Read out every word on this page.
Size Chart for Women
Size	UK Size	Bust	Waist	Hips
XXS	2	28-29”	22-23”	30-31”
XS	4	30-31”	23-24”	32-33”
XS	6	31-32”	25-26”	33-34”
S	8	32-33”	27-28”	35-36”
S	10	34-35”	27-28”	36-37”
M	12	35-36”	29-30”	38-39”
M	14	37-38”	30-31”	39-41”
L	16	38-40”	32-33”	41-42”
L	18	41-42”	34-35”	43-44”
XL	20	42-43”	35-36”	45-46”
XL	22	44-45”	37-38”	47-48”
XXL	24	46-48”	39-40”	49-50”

______

**Stated problem**:
From the data above, work out how many lines hold "Size". Answer with the number alone.

**Answer in full**:
2